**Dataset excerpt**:

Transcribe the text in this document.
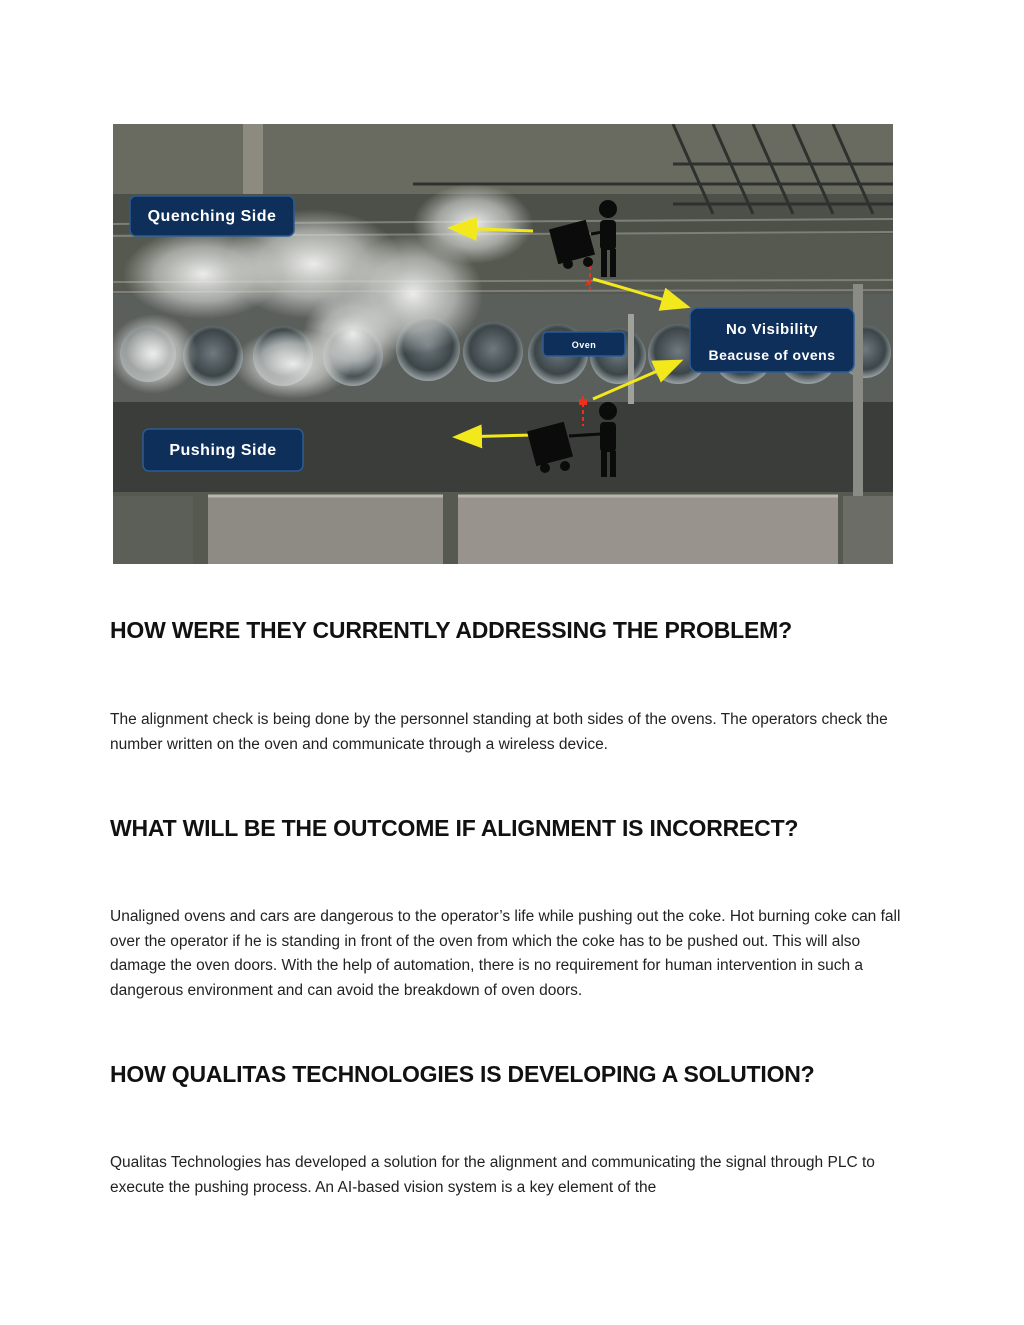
x
Quenching Side
Oven
No Visibility
Beacuse of ovens
Pushing Side
HOW WERE THEY CURRENTLY ADDRESSING THE PROBLEM?

The alignment check is being done by the personnel standing at both sides of the ovens. The operators check the number written on the oven and communicate through a wireless device.

WHAT WILL BE THE OUTCOME IF ALIGNMENT IS INCORRECT?

Unaligned ovens and cars are dangerous to the operator’s life while pushing out the coke. Hot burning coke can fall over the operator if he is standing in front of the oven from which the coke has to be pushed out. This will also damage the oven doors. With the help of automation, there is no requirement for human intervention in such a dangerous environment and can avoid the breakdown of oven doors.

HOW QUALITAS TECHNOLOGIES IS DEVELOPING A SOLUTION?

Qualitas Technologies has developed a solution for the alignment and communicating the signal through PLC to execute the pushing process. An AI-based vision system is a key element of the
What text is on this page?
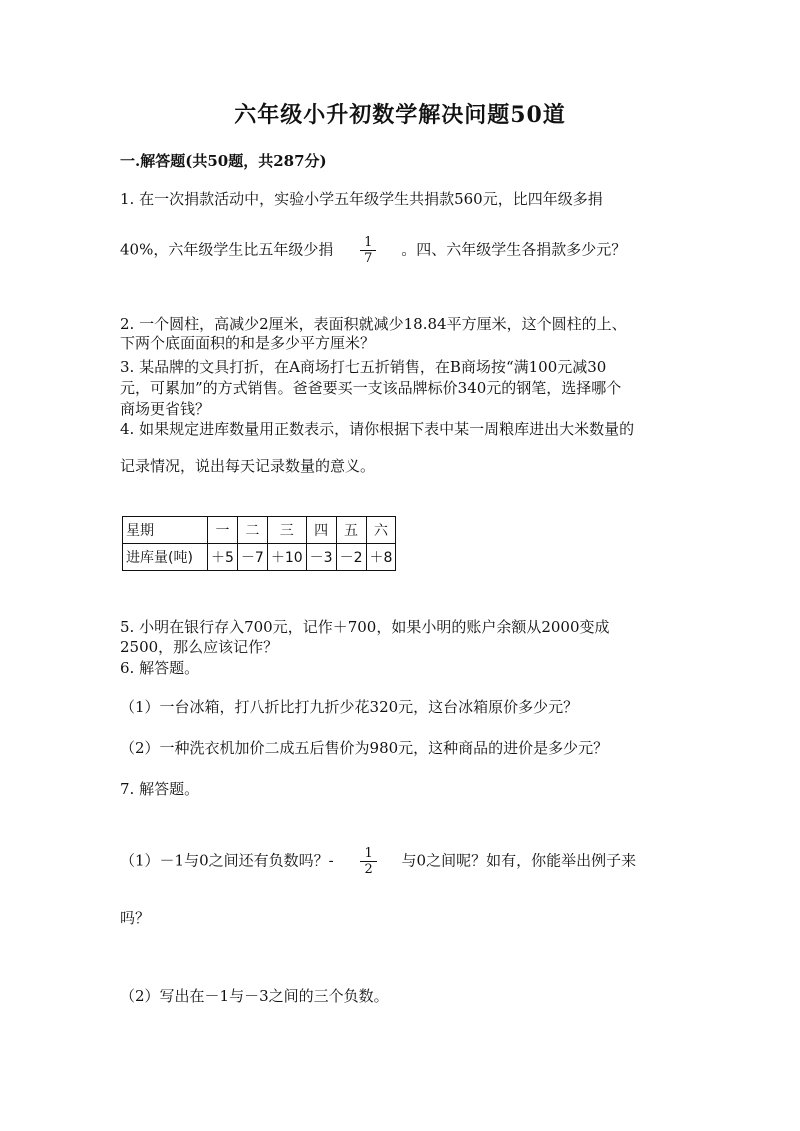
六年级小升初数学解决问题50道
一.解答题(共50题，共287分)
1. 在一次捐款活动中，实验小学五年级学生共捐款560元，比四年级多捐
40%，六年级学生比五年级少捐 $\frac{1}{7}$ 。四、六年级学生各捐款多少元？
2. 一个圆柱，高减少2厘米，表面积就减少18.84平方厘米，这个圆柱的上、
下两个底面面积的和是多少平方厘米？
3. 某品牌的文具打折，在A商场打七五折销售，在B商场按“满100元减30
元，可累加”的方式销售。爸爸要买一支该品牌标价340元的钢笔，选择哪个
商场更省钱？
4. 如果规定进库数量用正数表示，请你根据下表中某一周粮库进出大米数量的
记录情况，说出每天记录数量的意义。
星期	一	二	三	四	五	六
进库量(吨)	＋5	－7	＋10	－3	－2	＋8
5. 小明在银行存入700元，记作＋700，如果小明的账户余额从2000变成
2500，那么应该记作？
6. 解答题。
（1）一台冰箱，打八折比打九折少花320元，这台冰箱原价多少元？
（2）一种洗衣机加价二成五后售价为980元，这种商品的进价是多少元？
7. 解答题。
（1）－1与0之间还有负数吗？- $\frac{1}{2}$ 与0之间呢？如有，你能举出例子来
吗？
（2）写出在－1与－3之间的三个负数。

**To do**: Each record must be quoted in full and exactly. Do not include the pictures.

**Right answer**:
Transcribe the text in this document.
x
Quenching Side
Oven
No Visibility
Beacuse of ovens
Pushing Side
HOW WERE THEY CURRENTLY ADDRESSING THE PROBLEM?

The alignment check is being done by the personnel standing at both sides of the ovens. The operators check the number written on the oven and communicate through a wireless device.

WHAT WILL BE THE OUTCOME IF ALIGNMENT IS INCORRECT?

Unaligned ovens and cars are dangerous to the operator’s life while pushing out the coke. Hot burning coke can fall over the operator if he is standing in front of the oven from which the coke has to be pushed out. This will also damage the oven doors. With the help of automation, there is no requirement for human intervention in such a dangerous environment and can avoid the breakdown of oven doors.

HOW QUALITAS TECHNOLOGIES IS DEVELOPING A SOLUTION?

Qualitas Technologies has developed a solution for the alignment and communicating the signal through PLC to execute the pushing process. An AI-based vision system is a key element of the
What text is on this page?
六年级小升初数学解决问题50道
一.解答题(共50题，共287分)
1. 在一次捐款活动中，实验小学五年级学生共捐款560元，比四年级多捐
40%，六年级学生比五年级少捐 $\frac{1}{7}$ 。四、六年级学生各捐款多少元？
2. 一个圆柱，高减少2厘米，表面积就减少18.84平方厘米，这个圆柱的上、
下两个底面面积的和是多少平方厘米？
3. 某品牌的文具打折，在A商场打七五折销售，在B商场按“满100元减30
元，可累加”的方式销售。爸爸要买一支该品牌标价340元的钢笔，选择哪个
商场更省钱？
4. 如果规定进库数量用正数表示，请你根据下表中某一周粮库进出大米数量的
记录情况，说出每天记录数量的意义。
星期	一	二	三	四	五	六
进库量(吨)	＋5	－7	＋10	－3	－2	＋8
5. 小明在银行存入700元，记作＋700，如果小明的账户余额从2000变成
2500，那么应该记作？
6. 解答题。
（1）一台冰箱，打八折比打九折少花320元，这台冰箱原价多少元？
（2）一种洗衣机加价二成五后售价为980元，这种商品的进价是多少元？
7. 解答题。
（1）－1与0之间还有负数吗？- $\frac{1}{2}$ 与0之间呢？如有，你能举出例子来
吗？
（2）写出在－1与－3之间的三个负数。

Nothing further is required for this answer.